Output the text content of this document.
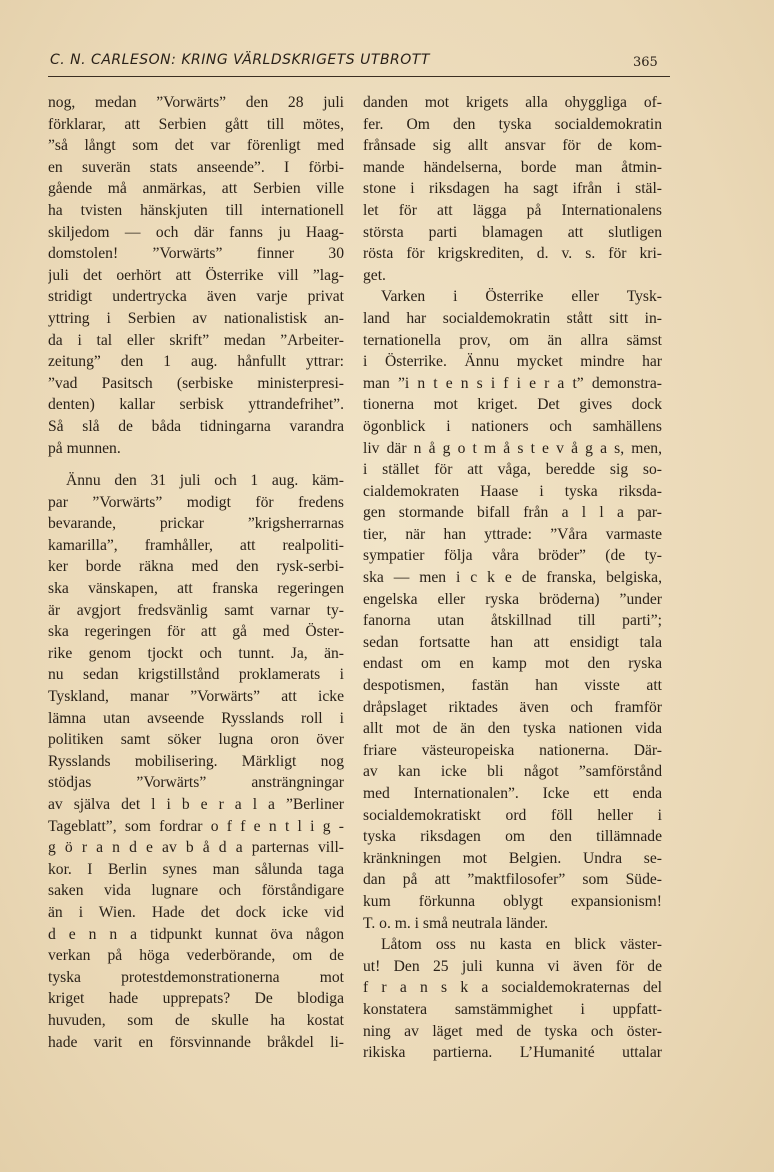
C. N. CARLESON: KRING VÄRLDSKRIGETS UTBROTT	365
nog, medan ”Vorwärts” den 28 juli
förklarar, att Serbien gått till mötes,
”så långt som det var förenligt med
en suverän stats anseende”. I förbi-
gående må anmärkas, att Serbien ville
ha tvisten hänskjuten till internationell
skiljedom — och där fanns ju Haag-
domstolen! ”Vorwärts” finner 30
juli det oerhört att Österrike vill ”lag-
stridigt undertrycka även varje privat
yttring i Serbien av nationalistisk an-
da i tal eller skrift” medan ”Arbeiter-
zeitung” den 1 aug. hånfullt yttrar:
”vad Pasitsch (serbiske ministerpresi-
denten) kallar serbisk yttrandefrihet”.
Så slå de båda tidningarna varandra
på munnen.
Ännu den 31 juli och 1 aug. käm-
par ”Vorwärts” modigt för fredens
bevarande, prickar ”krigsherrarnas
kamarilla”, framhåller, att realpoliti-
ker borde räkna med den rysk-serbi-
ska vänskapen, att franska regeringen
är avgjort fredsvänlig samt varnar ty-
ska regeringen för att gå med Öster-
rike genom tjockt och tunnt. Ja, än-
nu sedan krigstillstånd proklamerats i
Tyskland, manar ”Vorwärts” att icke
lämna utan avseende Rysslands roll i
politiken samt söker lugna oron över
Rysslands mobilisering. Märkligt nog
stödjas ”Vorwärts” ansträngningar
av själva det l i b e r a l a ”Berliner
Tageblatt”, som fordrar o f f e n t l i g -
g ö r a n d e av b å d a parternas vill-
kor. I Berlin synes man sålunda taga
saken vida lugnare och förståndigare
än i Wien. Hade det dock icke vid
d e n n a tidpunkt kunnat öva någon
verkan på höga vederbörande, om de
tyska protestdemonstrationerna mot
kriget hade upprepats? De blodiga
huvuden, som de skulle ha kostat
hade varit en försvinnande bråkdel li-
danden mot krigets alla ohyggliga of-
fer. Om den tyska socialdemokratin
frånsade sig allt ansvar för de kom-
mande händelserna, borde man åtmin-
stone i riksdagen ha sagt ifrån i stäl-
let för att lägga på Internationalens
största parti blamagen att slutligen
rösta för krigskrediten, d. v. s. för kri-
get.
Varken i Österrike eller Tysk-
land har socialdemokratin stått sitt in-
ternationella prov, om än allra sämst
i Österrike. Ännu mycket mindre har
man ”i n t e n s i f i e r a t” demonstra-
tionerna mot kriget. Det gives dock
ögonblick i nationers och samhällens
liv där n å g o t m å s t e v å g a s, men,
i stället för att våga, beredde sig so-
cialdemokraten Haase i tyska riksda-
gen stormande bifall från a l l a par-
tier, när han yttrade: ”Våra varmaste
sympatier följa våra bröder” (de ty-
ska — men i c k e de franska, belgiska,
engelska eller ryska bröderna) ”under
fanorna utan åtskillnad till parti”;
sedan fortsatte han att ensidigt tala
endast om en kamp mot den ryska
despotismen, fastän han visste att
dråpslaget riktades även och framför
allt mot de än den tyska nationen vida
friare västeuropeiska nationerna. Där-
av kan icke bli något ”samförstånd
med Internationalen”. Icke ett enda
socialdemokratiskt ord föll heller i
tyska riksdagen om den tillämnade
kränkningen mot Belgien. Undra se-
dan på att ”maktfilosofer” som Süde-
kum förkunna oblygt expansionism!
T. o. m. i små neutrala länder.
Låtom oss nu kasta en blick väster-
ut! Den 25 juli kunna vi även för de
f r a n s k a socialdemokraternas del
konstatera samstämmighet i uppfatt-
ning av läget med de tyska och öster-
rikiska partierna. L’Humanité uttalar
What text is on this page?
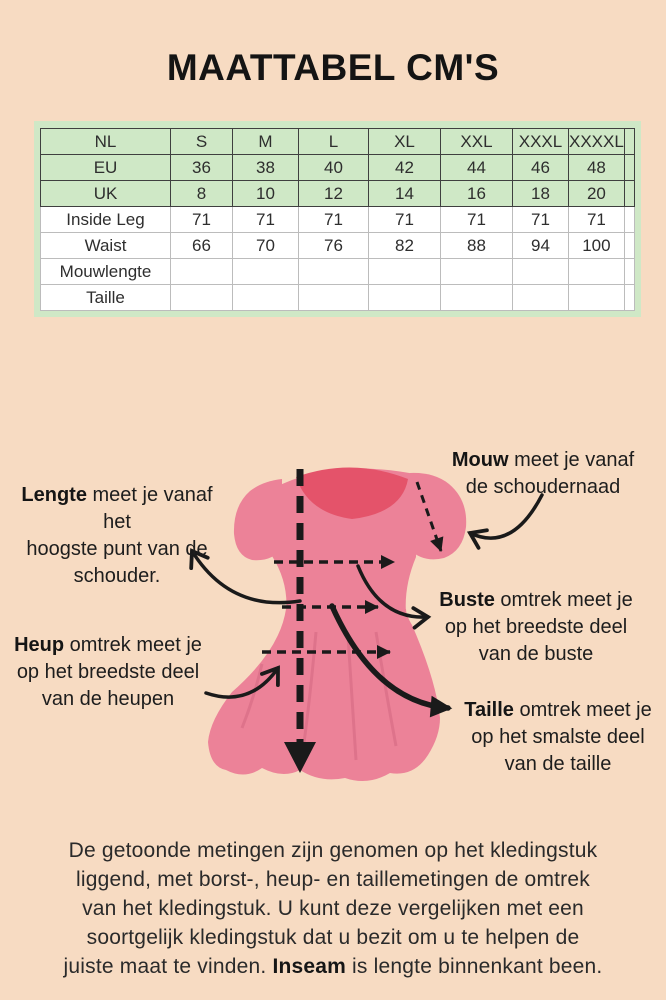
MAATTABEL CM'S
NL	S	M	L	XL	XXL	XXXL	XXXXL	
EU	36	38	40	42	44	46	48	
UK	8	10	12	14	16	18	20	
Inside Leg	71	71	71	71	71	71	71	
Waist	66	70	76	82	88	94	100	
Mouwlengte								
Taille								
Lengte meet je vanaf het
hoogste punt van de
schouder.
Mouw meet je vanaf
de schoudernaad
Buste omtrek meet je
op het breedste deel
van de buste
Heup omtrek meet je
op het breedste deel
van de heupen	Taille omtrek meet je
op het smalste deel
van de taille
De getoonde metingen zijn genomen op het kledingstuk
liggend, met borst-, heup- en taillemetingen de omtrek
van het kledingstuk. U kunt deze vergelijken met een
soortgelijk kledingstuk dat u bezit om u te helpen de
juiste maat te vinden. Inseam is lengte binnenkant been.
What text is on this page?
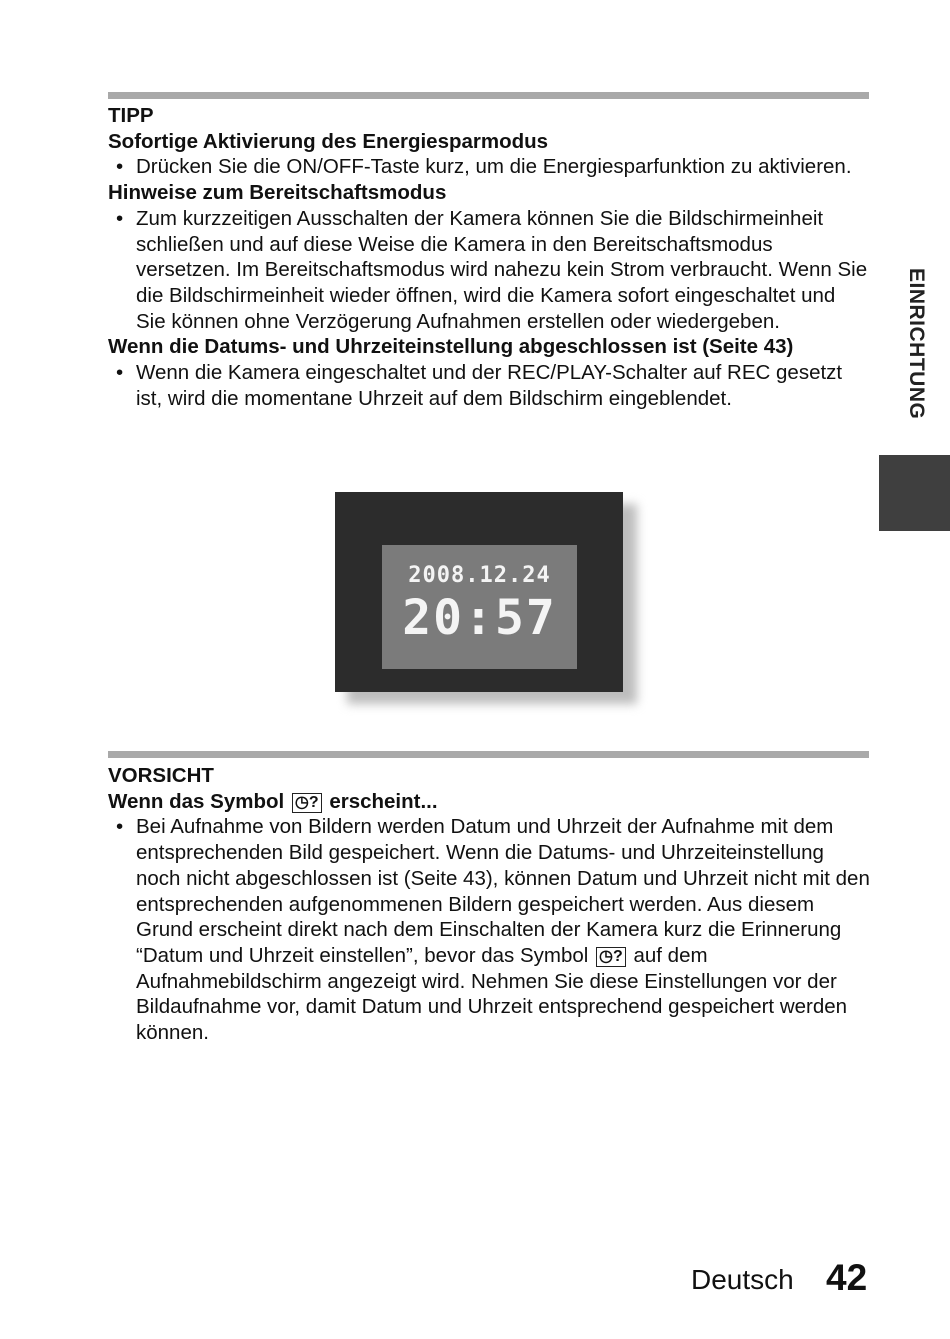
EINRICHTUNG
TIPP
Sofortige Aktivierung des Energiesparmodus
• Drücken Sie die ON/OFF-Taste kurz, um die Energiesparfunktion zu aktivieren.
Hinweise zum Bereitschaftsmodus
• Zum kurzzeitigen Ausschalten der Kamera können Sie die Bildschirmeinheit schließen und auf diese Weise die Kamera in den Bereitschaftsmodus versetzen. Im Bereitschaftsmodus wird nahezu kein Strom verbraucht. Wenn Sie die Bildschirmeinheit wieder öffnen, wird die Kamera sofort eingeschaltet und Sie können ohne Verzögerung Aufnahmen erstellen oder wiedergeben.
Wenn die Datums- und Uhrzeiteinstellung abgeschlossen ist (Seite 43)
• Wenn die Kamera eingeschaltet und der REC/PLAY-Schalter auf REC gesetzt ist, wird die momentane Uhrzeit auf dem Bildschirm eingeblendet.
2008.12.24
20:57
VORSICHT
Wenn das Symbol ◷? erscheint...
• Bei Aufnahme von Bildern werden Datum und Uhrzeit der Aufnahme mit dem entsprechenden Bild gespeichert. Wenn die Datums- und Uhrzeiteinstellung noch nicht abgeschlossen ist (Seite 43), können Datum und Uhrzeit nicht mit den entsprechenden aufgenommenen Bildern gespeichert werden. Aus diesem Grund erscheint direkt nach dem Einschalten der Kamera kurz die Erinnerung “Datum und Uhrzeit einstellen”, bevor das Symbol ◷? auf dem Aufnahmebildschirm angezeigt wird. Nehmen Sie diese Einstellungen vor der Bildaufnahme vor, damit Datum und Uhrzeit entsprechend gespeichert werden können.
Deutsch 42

_____

Report each line of the data that includes the string "allt".

frånsade sig allt ansvar för de kom-
allt mot de än den tyska nationen vida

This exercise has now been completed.